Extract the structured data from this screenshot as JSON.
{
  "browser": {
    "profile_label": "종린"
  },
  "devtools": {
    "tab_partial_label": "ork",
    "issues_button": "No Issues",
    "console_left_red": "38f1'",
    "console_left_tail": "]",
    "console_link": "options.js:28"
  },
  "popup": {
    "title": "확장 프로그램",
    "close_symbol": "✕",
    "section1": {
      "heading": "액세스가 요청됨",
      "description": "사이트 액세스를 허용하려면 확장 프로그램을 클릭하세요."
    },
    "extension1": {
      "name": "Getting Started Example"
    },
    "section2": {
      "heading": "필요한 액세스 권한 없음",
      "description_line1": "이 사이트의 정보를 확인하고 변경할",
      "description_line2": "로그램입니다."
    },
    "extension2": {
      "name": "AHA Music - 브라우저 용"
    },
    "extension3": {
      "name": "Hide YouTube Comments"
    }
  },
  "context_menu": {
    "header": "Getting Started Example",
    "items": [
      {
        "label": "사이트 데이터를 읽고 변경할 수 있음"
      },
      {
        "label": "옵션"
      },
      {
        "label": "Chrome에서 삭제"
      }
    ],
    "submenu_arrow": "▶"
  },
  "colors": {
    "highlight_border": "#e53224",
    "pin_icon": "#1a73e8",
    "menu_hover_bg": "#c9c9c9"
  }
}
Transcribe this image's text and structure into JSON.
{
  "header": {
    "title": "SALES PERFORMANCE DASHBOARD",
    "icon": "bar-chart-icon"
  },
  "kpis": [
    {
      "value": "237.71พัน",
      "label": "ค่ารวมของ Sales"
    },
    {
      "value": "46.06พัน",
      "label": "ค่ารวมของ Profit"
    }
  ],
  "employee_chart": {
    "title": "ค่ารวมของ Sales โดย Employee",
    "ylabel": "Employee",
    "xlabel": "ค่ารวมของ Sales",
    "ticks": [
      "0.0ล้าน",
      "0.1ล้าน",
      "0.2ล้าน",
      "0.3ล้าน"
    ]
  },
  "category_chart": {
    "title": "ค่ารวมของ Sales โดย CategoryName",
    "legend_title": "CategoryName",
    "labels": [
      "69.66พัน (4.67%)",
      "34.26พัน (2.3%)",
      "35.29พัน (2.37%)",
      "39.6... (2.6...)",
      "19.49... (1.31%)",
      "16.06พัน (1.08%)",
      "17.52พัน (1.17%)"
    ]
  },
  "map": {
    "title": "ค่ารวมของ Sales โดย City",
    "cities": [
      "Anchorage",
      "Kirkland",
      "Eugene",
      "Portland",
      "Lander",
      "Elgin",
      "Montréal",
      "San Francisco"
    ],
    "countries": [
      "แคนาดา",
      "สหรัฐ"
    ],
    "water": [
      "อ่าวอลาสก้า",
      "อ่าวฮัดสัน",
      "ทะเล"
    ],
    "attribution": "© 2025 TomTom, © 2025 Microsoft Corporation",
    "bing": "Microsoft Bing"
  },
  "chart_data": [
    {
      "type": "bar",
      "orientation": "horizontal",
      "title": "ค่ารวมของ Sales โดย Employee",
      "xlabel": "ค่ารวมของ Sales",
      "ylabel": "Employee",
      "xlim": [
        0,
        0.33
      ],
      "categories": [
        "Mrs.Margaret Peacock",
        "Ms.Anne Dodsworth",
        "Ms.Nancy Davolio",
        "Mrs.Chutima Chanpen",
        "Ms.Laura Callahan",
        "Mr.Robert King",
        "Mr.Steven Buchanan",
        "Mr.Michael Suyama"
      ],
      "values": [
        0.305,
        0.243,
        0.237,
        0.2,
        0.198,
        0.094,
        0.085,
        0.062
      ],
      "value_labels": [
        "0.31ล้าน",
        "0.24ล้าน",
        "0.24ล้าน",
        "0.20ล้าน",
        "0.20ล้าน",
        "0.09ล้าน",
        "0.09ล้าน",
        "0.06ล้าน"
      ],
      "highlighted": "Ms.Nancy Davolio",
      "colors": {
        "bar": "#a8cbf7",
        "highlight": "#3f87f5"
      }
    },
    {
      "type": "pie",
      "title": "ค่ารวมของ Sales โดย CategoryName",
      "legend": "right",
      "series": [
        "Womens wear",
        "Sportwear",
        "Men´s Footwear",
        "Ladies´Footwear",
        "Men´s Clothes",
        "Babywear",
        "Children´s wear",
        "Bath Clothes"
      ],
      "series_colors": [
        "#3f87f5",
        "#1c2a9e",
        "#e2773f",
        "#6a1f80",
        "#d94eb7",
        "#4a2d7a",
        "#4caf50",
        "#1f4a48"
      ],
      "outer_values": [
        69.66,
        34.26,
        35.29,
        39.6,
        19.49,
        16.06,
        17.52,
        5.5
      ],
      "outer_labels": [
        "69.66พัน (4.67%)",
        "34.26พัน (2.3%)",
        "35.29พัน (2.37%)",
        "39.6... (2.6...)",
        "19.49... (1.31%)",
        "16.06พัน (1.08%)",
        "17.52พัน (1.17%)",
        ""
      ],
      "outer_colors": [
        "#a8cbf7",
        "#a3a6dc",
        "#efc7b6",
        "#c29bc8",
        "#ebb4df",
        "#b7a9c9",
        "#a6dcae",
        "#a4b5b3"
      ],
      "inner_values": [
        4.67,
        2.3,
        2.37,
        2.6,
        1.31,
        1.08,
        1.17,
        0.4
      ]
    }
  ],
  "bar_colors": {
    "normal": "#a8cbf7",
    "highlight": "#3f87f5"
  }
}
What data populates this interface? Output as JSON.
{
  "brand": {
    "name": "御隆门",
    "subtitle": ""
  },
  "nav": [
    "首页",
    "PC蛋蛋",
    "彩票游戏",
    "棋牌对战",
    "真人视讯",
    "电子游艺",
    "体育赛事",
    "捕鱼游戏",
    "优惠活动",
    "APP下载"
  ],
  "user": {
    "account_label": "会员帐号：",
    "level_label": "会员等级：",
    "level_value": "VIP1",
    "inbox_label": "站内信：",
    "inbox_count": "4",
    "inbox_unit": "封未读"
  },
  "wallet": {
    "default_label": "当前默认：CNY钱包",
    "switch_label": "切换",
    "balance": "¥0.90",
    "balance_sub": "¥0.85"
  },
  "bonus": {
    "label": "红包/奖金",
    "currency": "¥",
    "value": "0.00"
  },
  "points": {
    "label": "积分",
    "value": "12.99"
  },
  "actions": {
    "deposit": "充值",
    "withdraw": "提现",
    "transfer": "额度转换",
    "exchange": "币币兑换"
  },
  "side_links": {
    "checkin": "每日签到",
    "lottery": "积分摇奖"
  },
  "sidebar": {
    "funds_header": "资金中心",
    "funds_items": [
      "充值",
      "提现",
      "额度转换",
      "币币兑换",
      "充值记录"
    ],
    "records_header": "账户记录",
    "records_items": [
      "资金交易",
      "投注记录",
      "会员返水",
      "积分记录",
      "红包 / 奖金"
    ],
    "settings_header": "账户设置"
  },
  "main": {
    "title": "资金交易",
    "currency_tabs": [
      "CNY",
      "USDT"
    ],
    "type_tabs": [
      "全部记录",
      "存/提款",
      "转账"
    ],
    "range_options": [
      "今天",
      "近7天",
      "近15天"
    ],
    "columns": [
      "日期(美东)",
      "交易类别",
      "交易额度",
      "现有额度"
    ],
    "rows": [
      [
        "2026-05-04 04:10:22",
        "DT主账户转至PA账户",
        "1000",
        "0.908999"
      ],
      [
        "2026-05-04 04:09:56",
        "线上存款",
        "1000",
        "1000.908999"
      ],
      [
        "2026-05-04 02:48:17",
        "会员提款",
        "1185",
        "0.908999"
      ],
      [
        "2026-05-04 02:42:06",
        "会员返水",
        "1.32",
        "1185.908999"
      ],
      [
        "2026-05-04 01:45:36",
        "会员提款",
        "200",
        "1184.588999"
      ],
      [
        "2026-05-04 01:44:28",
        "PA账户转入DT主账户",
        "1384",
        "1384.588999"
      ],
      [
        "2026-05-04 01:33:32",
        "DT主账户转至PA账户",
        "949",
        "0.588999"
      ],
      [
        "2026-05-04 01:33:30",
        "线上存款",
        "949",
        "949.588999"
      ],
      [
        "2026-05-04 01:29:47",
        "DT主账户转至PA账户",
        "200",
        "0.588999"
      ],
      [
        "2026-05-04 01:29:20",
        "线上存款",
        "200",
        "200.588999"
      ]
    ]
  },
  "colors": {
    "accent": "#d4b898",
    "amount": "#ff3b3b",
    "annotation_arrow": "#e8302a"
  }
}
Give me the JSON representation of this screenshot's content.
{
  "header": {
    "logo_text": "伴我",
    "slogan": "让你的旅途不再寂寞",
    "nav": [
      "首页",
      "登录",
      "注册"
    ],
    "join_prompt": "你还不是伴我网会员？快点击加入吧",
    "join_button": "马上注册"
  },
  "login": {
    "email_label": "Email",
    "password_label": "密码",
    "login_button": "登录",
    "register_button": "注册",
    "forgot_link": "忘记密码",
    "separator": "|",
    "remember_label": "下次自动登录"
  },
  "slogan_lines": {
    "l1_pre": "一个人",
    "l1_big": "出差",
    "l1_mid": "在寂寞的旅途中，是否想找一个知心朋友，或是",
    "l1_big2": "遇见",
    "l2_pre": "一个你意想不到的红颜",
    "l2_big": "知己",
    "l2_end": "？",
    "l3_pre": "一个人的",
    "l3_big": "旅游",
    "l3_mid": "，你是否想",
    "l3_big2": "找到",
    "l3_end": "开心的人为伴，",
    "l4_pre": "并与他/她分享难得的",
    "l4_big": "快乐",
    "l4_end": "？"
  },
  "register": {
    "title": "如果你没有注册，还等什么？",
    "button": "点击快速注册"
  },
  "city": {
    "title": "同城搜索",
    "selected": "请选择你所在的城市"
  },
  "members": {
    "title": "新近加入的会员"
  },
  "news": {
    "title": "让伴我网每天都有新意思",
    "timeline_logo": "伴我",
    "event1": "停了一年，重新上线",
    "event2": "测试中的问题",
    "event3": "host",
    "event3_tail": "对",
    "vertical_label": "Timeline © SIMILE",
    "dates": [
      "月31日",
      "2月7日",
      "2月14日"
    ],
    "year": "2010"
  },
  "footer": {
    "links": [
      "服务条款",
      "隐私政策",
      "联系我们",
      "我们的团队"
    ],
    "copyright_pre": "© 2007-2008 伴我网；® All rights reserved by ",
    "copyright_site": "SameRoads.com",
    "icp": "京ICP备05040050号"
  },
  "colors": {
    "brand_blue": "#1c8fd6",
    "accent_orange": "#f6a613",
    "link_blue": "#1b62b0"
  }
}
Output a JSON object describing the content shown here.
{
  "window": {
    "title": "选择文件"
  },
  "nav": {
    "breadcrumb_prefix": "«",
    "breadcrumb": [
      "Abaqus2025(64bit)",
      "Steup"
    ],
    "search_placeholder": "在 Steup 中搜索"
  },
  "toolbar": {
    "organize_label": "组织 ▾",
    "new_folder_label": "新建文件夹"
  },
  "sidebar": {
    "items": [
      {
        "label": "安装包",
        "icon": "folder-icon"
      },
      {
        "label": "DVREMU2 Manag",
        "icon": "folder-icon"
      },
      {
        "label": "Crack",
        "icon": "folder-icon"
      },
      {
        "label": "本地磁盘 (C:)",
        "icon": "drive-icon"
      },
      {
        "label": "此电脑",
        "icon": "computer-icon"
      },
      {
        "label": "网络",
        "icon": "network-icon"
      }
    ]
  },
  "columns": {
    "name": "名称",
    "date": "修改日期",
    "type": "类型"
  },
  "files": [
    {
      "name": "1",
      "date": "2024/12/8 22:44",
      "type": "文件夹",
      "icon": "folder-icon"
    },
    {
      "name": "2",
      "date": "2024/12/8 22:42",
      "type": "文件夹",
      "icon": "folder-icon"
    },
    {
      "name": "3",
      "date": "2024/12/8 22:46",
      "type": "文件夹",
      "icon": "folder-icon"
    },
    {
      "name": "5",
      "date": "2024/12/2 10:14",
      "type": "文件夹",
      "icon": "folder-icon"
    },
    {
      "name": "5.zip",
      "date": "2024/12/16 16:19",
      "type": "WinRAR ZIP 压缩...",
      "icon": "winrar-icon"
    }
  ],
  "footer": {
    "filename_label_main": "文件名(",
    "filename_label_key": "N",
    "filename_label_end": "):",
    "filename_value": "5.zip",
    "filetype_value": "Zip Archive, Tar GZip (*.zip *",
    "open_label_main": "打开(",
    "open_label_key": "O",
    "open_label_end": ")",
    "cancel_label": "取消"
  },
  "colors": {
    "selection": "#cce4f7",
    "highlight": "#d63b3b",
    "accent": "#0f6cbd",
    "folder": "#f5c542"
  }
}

----

» Directions: Answer with one number only: how many lines above contain the word "screenshot".

» Exercise answer: 2